— BEGIN Record set —
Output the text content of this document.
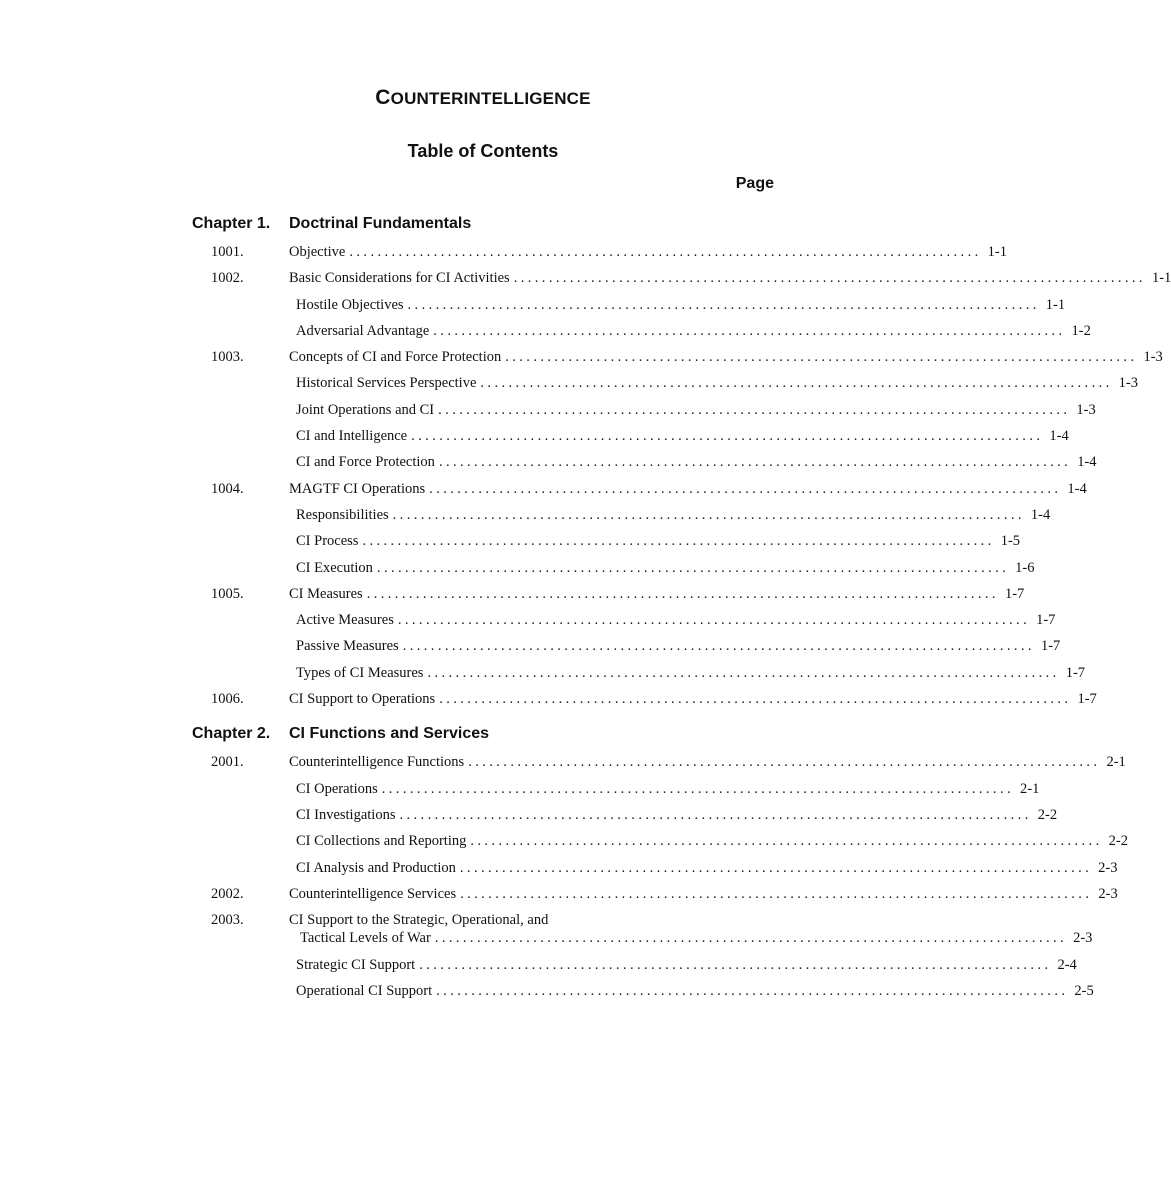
COUNTERINTELLIGENCE
Table of Contents
Page
Chapter 1. Doctrinal Fundamentals
1001.	Objective .......................................................................................... 1-1
1002.	Basic Considerations for CI Activities .......................................................................................... 1-1
Hostile Objectives .......................................................................................... 1-1
Adversarial Advantage .......................................................................................... 1-2
1003.	Concepts of CI and Force Protection .......................................................................................... 1-3
Historical Services Perspective .......................................................................................... 1-3
Joint Operations and CI .......................................................................................... 1-3
CI and Intelligence .......................................................................................... 1-4
CI and Force Protection .......................................................................................... 1-4
1004.	MAGTF CI Operations .......................................................................................... 1-4
Responsibilities .......................................................................................... 1-4
CI Process .......................................................................................... 1-5
CI Execution .......................................................................................... 1-6
1005.	CI Measures .......................................................................................... 1-7
Active Measures .......................................................................................... 1-7
Passive Measures .......................................................................................... 1-7
Types of CI Measures .......................................................................................... 1-7
1006.	CI Support to Operations .......................................................................................... 1-7
Chapter 2. CI Functions and Services
2001.	Counterintelligence Functions .......................................................................................... 2-1
CI Operations .......................................................................................... 2-1
CI Investigations .......................................................................................... 2-2
CI Collections and Reporting .......................................................................................... 2-2
CI Analysis and Production .......................................................................................... 2-3
2002.	Counterintelligence Services .......................................................................................... 2-3
2003.	CI Support to the Strategic, Operational, and
Tactical Levels of War .......................................................................................... 2-3
Strategic CI Support .......................................................................................... 2-4
Operational CI Support .......................................................................................... 2-5
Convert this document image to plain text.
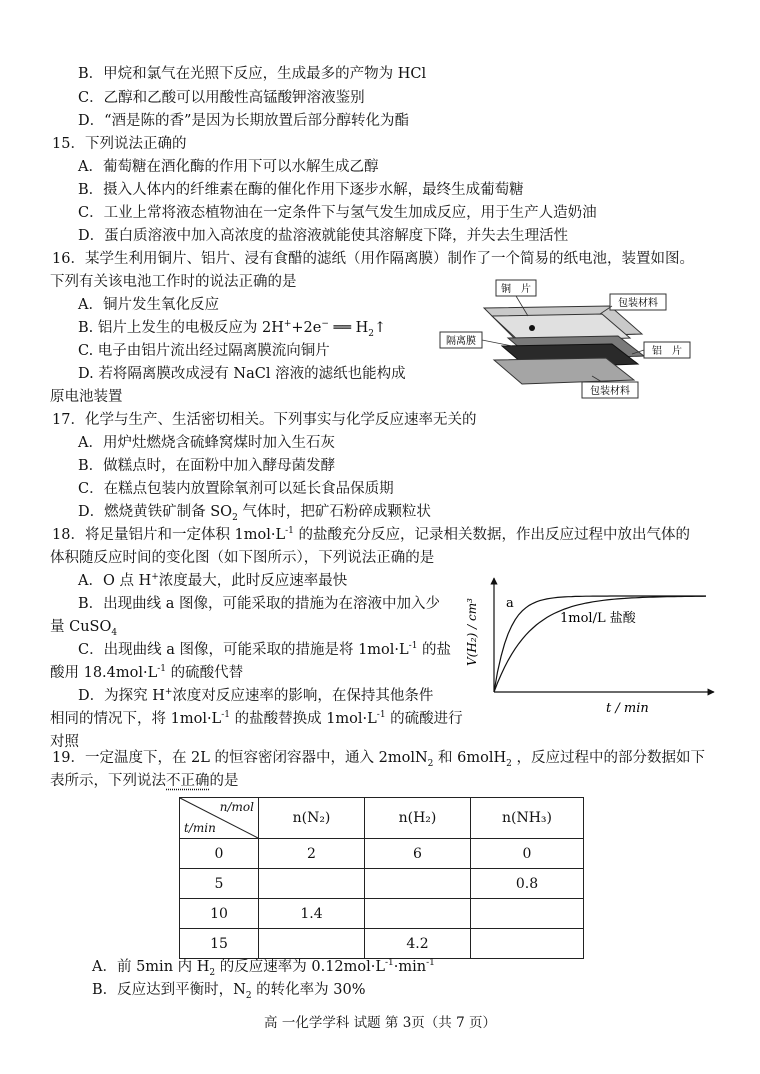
B．甲烷和氯气在光照下反应，生成最多的产物为 HCl
C．乙醇和乙酸可以用酸性高锰酸钾溶液鉴别
D．“酒是陈的香”是因为长期放置后部分醇转化为酯
15．下列说法正确的
A．葡萄糖在酒化酶的作用下可以水解生成乙醇
B．摄入人体内的纤维素在酶的催化作用下逐步水解，最终生成葡萄糖
C．工业上常将液态植物油在一定条件下与氢气发生加成反应，用于生产人造奶油
D．蛋白质溶液中加入高浓度的盐溶液就能使其溶解度下降，并失去生理活性
16．某学生利用铜片、铝片、浸有食醋的滤纸（用作隔离膜）制作了一个简易的纸电池，装置如图。
下列有关该电池工作时的说法正确的是
A．铜片发生氧化反应
B. 铝片上发生的电极反应为 2H++2e− ══ $H_2↑$
C. 电子由铝片流出经过隔离膜流向铜片
D. 若将隔离膜改成浸有 NaCl 溶液的滤纸也能构成
原电池装置
铜　片
包装材料
隔离膜
铝　片
包装材料
17．化学与生产、生活密切相关。下列事实与化学反应速率无关的
A．用炉灶燃烧含硫蜂窝煤时加入生石灰
B．做糕点时，在面粉中加入酵母菌发酵
C．在糕点包装内放置除氧剂可以延长食品保质期
D．燃烧黄铁矿制备 $SO_2$ 气体时，把矿石粉碎成颗粒状
18．将足量铝片和一定体积 $1mol\cdot L^{-1}$ 的盐酸充分反应，记录相关数据，作出反应过程中放出气体的
体积随反应时间的变化图（如下图所示），下列说法正确的是
A．O 点 H+浓度最大，此时反应速率最快
B．出现曲线 a 图像，可能采取的措施为在溶液中加入少
量 CuSO$_4$
C．出现曲线 a 图像，可能采取的措施是将 $1mol\cdot L^{-1}$ 的盐
酸用 $18.4mol\cdot L^{-1}$ 的硫酸代替
D．为探究 H+浓度对反应速率的影响，在保持其他条件
相同的情况下，将 $1mol\cdot L^{-1}$ 的盐酸替换成 $1mol\cdot L^{-1}$ 的硫酸进行
对照
a
1mol/L 盐酸
V(H₂) / cm³
t / min
19．一定温度下，在 2L 的恒容密闭容器中，通入 2molN$_2$ 和 6molH$_2$ ，反应过程中的部分数据如下
表所示，下列说法不正确的是
n/mol
t/min	n(N₂)	n(H₂)	n(NH₃)
0	2	6	0
5			0.8
10	1.4		
15		4.2	
A．前 5min 内 $H_2$ 的反应速率为 $0.12mol\cdot L^{-1}\cdot\min^{-1}$
B．反应达到平衡时，$N_2$ 的转化率为 30%
高 一化学学科 试题 第 3页（共 7 页）
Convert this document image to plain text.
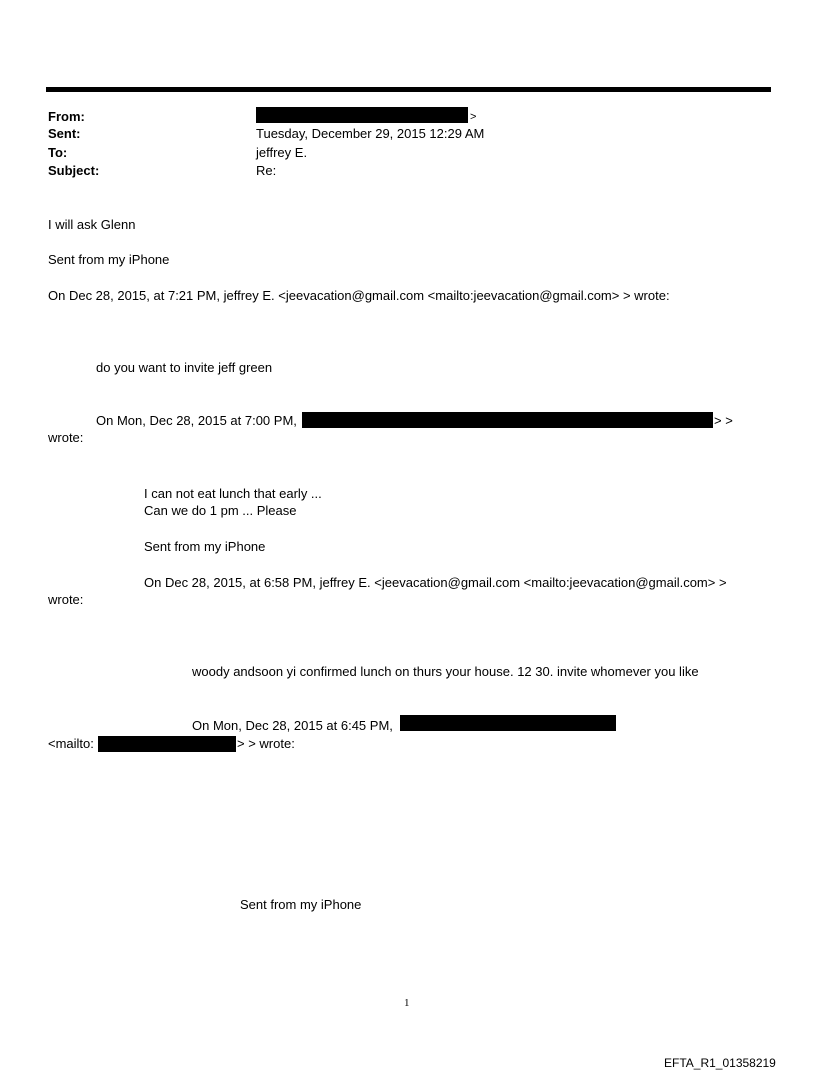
From:	>
Sent:	Tuesday, December 29, 2015 12:29 AM
To:	jeffrey E.
Subject:	Re:
I will ask Glenn
Sent from my iPhone
On Dec 28, 2015, at 7:21 PM, jeffrey E. <jeevacation@gmail.com <mailto:jeevacation@gmail.com> > wrote:
do you want to invite jeff green
On Mon, Dec 28, 2015 at 7:00 PM,	> >
wrote:
I can not eat lunch that early ...
Can we do 1 pm ... Please
Sent from my iPhone
On Dec 28, 2015, at 6:58 PM, jeffrey E. <jeevacation@gmail.com <mailto:jeevacation@gmail.com> >
wrote:
woody andsoon yi confirmed lunch on thurs your house. 12 30. invite whomever you like
On Mon, Dec 28, 2015 at 6:45 PM,
<mailto:	> > wrote:
Sent from my iPhone
1
EFTA_R1_01358219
— END Record set —
### Task to carry out
Leave out the pictures and copy everything else in the records word for word.

### Full answer
Output the text content of this document.
COUNTERINTELLIGENCE
Table of Contents
Page
Chapter 1. Doctrinal Fundamentals
1001.	Objective .......................................................................................... 1-1
1002.	Basic Considerations for CI Activities .......................................................................................... 1-1
Hostile Objectives .......................................................................................... 1-1
Adversarial Advantage .......................................................................................... 1-2
1003.	Concepts of CI and Force Protection .......................................................................................... 1-3
Historical Services Perspective .......................................................................................... 1-3
Joint Operations and CI .......................................................................................... 1-3
CI and Intelligence .......................................................................................... 1-4
CI and Force Protection .......................................................................................... 1-4
1004.	MAGTF CI Operations .......................................................................................... 1-4
Responsibilities .......................................................................................... 1-4
CI Process .......................................................................................... 1-5
CI Execution .......................................................................................... 1-6
1005.	CI Measures .......................................................................................... 1-7
Active Measures .......................................................................................... 1-7
Passive Measures .......................................................................................... 1-7
Types of CI Measures .......................................................................................... 1-7
1006.	CI Support to Operations .......................................................................................... 1-7
Chapter 2. CI Functions and Services
2001.	Counterintelligence Functions .......................................................................................... 2-1
CI Operations .......................................................................................... 2-1
CI Investigations .......................................................................................... 2-2
CI Collections and Reporting .......................................................................................... 2-2
CI Analysis and Production .......................................................................................... 2-3
2002.	Counterintelligence Services .......................................................................................... 2-3
2003.	CI Support to the Strategic, Operational, and
Tactical Levels of War .......................................................................................... 2-3
Strategic CI Support .......................................................................................... 2-4
Operational CI Support .......................................................................................... 2-5
Convert this document image to plain text.
B．甲烷和氯气在光照下反应，生成最多的产物为 HCl
C．乙醇和乙酸可以用酸性高锰酸钾溶液鉴别
D．“酒是陈的香”是因为长期放置后部分醇转化为酯
15．下列说法正确的
A．葡萄糖在酒化酶的作用下可以水解生成乙醇
B．摄入人体内的纤维素在酶的催化作用下逐步水解，最终生成葡萄糖
C．工业上常将液态植物油在一定条件下与氢气发生加成反应，用于生产人造奶油
D．蛋白质溶液中加入高浓度的盐溶液就能使其溶解度下降，并失去生理活性
16．某学生利用铜片、铝片、浸有食醋的滤纸（用作隔离膜）制作了一个简易的纸电池，装置如图。
下列有关该电池工作时的说法正确的是
A．铜片发生氧化反应
B. 铝片上发生的电极反应为 2H++2e− ══ $H_2↑$
C. 电子由铝片流出经过隔离膜流向铜片
D. 若将隔离膜改成浸有 NaCl 溶液的滤纸也能构成
原电池装置
铜　片
包装材料
隔离膜
铝　片
包装材料
17．化学与生产、生活密切相关。下列事实与化学反应速率无关的
A．用炉灶燃烧含硫蜂窝煤时加入生石灰
B．做糕点时，在面粉中加入酵母菌发酵
C．在糕点包装内放置除氧剂可以延长食品保质期
D．燃烧黄铁矿制备 $SO_2$ 气体时，把矿石粉碎成颗粒状
18．将足量铝片和一定体积 $1mol\cdot L^{-1}$ 的盐酸充分反应，记录相关数据，作出反应过程中放出气体的
体积随反应时间的变化图（如下图所示），下列说法正确的是
A．O 点 H+浓度最大，此时反应速率最快
B．出现曲线 a 图像，可能采取的措施为在溶液中加入少
量 CuSO$_4$
C．出现曲线 a 图像，可能采取的措施是将 $1mol\cdot L^{-1}$ 的盐
酸用 $18.4mol\cdot L^{-1}$ 的硫酸代替
D．为探究 H+浓度对反应速率的影响，在保持其他条件
相同的情况下，将 $1mol\cdot L^{-1}$ 的盐酸替换成 $1mol\cdot L^{-1}$ 的硫酸进行
对照
a
1mol/L 盐酸
V(H₂) / cm³
t / min
19．一定温度下，在 2L 的恒容密闭容器中，通入 2molN$_2$ 和 6molH$_2$ ，反应过程中的部分数据如下
表所示，下列说法不正确的是
n/mol
t/min	n(N₂)	n(H₂)	n(NH₃)
0	2	6	0
5			0.8
10	1.4		
15		4.2	
A．前 5min 内 $H_2$ 的反应速率为 $0.12mol\cdot L^{-1}\cdot\min^{-1}$
B．反应达到平衡时，$N_2$ 的转化率为 30%
高 一化学学科 试题 第 3页（共 7 页）
Convert this document image to plain text.
From:	>
Sent:	Tuesday, December 29, 2015 12:29 AM
To:	jeffrey E.
Subject:	Re:
I will ask Glenn
Sent from my iPhone
On Dec 28, 2015, at 7:21 PM, jeffrey E. <jeevacation@gmail.com <mailto:jeevacation@gmail.com> > wrote:
do you want to invite jeff green
On Mon, Dec 28, 2015 at 7:00 PM,	> >
wrote:
I can not eat lunch that early ...
Can we do 1 pm ... Please
Sent from my iPhone
On Dec 28, 2015, at 6:58 PM, jeffrey E. <jeevacation@gmail.com <mailto:jeevacation@gmail.com> >
wrote:
woody andsoon yi confirmed lunch on thurs your house. 12 30. invite whomever you like
On Mon, Dec 28, 2015 at 6:45 PM,
<mailto:	> > wrote:
Sent from my iPhone
1
EFTA_R1_01358219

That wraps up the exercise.